__RECORDS TO PROCESS__:

>> BEGIN

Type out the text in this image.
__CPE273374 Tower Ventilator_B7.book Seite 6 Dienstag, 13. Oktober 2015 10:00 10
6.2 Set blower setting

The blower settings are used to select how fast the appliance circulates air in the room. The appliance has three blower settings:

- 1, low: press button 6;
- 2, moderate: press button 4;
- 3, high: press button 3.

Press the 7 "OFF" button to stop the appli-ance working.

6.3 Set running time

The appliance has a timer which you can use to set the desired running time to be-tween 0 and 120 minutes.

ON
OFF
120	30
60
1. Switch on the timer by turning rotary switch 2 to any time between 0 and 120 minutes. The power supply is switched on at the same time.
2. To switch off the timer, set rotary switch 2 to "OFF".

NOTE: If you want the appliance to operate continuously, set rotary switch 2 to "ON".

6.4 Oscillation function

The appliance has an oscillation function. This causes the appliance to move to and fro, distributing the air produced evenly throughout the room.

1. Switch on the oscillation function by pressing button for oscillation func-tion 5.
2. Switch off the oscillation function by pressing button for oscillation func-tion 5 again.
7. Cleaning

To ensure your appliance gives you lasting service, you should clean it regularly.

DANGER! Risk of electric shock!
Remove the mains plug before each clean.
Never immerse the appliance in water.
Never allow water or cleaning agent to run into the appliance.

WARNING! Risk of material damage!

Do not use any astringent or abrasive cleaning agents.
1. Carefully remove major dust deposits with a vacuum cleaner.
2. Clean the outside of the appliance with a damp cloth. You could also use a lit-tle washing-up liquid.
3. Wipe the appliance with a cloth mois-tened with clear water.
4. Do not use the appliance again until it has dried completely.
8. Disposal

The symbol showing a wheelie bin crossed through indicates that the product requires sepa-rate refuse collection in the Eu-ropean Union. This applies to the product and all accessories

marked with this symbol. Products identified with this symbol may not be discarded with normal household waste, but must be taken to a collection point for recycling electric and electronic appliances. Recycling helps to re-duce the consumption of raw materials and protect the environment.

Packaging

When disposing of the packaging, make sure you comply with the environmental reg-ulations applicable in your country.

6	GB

>> END

__THE REQUEST__:
Set down every record above exactly as given.

__WRITTEN REPLY__:
Type out the text in this image.
__CPE273374 Tower Ventilator_B7.book Seite 6 Dienstag, 13. Oktober 2015 10:00 10
6.2 Set blower setting

The blower settings are used to select how fast the appliance circulates air in the room. The appliance has three blower settings:

- 1, low: press button 6;
- 2, moderate: press button 4;
- 3, high: press button 3.

Press the 7 "OFF" button to stop the appli-ance working.

6.3 Set running time

The appliance has a timer which you can use to set the desired running time to be-tween 0 and 120 minutes.

ON
OFF
120	30
60
1. Switch on the timer by turning rotary switch 2 to any time between 0 and 120 minutes. The power supply is switched on at the same time.
2. To switch off the timer, set rotary switch 2 to "OFF".

NOTE: If you want the appliance to operate continuously, set rotary switch 2 to "ON".

6.4 Oscillation function

The appliance has an oscillation function. This causes the appliance to move to and fro, distributing the air produced evenly throughout the room.

1. Switch on the oscillation function by pressing button for oscillation func-tion 5.
2. Switch off the oscillation function by pressing button for oscillation func-tion 5 again.
7. Cleaning

To ensure your appliance gives you lasting service, you should clean it regularly.

DANGER! Risk of electric shock!
Remove the mains plug before each clean.
Never immerse the appliance in water.
Never allow water or cleaning agent to run into the appliance.

WARNING! Risk of material damage!

Do not use any astringent or abrasive cleaning agents.
1. Carefully remove major dust deposits with a vacuum cleaner.
2. Clean the outside of the appliance with a damp cloth. You could also use a lit-tle washing-up liquid.
3. Wipe the appliance with a cloth mois-tened with clear water.
4. Do not use the appliance again until it has dried completely.
8. Disposal

The symbol showing a wheelie bin crossed through indicates that the product requires sepa-rate refuse collection in the Eu-ropean Union. This applies to the product and all accessories

marked with this symbol. Products identified with this symbol may not be discarded with normal household waste, but must be taken to a collection point for recycling electric and electronic appliances. Recycling helps to re-duce the consumption of raw materials and protect the environment.

Packaging

When disposing of the packaging, make sure you comply with the environmental reg-ulations applicable in your country.

6	GB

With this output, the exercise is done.